● **Data excerpts**
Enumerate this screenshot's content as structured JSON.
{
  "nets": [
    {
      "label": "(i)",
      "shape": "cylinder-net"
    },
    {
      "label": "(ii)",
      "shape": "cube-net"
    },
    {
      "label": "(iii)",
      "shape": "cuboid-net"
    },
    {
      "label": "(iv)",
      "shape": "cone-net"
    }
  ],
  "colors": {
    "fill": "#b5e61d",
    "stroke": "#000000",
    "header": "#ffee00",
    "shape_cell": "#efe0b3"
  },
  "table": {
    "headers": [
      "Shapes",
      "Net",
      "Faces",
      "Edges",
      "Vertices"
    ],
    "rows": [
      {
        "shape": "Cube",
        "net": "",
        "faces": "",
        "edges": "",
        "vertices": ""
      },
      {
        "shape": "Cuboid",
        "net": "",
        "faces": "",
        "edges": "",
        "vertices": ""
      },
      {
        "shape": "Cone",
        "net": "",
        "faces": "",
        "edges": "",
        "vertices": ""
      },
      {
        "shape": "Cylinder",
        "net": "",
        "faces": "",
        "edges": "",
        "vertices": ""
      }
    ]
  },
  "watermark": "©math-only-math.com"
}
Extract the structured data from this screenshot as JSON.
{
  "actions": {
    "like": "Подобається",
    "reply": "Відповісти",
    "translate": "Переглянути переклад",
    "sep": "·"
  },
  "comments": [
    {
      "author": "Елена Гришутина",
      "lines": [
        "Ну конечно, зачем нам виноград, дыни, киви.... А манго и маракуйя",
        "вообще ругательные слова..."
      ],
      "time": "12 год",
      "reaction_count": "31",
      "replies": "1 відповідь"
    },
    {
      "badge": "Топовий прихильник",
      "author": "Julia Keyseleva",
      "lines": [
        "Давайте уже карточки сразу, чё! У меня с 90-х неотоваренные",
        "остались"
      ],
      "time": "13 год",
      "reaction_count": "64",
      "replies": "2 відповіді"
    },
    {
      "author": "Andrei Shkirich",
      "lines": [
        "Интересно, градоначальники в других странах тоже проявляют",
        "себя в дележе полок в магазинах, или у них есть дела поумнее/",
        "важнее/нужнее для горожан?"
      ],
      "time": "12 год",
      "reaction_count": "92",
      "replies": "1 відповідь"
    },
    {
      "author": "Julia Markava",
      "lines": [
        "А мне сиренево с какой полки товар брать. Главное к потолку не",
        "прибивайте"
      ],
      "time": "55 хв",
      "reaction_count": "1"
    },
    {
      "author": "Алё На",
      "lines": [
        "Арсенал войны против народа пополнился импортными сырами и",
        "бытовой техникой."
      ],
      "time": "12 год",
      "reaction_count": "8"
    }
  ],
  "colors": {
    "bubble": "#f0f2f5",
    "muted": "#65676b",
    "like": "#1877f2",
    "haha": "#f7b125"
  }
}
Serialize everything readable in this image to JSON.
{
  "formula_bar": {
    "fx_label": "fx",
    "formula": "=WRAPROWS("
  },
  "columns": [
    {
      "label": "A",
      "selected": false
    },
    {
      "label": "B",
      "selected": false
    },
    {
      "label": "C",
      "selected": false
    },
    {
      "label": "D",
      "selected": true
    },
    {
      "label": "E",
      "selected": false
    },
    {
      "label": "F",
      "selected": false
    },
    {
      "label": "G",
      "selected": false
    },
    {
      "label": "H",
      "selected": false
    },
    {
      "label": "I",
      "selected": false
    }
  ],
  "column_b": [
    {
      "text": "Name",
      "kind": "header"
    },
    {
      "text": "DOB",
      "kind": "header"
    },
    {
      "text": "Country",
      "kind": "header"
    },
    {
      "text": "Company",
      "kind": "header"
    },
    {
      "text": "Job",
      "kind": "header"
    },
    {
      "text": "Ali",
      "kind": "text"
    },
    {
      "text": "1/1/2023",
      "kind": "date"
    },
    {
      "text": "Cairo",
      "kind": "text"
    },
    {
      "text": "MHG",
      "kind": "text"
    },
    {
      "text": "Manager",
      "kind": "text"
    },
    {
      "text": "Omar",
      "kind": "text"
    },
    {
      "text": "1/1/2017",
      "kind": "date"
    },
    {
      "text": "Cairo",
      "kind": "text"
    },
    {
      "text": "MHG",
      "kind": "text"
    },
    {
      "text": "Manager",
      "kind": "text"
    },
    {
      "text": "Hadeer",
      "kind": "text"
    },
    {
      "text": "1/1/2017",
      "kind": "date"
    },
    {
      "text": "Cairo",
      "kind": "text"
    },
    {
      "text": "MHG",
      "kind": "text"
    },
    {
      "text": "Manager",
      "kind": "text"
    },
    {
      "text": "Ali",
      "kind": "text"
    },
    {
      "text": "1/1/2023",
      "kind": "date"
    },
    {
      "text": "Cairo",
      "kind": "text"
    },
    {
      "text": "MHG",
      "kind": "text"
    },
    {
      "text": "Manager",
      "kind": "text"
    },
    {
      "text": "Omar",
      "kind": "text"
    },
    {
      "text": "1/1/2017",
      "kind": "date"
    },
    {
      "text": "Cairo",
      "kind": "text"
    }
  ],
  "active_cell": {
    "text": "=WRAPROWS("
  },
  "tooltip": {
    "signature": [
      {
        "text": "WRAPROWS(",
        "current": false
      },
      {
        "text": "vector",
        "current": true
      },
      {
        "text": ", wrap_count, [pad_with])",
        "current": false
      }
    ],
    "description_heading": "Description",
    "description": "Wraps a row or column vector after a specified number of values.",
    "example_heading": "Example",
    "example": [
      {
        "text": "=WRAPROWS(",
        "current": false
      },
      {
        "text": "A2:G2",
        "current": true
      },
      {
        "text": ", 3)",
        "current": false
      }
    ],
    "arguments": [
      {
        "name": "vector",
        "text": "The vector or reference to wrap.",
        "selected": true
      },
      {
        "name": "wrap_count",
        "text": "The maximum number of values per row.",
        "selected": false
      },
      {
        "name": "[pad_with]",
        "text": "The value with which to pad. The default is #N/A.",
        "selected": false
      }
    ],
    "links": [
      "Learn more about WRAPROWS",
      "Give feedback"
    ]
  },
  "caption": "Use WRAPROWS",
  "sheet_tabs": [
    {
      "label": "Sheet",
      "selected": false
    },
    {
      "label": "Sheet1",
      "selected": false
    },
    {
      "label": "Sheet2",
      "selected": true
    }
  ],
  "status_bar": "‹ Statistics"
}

● **Exercise details**
List every line from the entries above in which "WRAPROWS" appears.

● **Answer to the task**
    "formula": "=WRAPROWS("
    "text": "=WRAPROWS("
        "text": "WRAPROWS(",
        "text": "=WRAPROWS(",
      "Learn more about WRAPROWS",
  "caption": "Use WRAPROWS",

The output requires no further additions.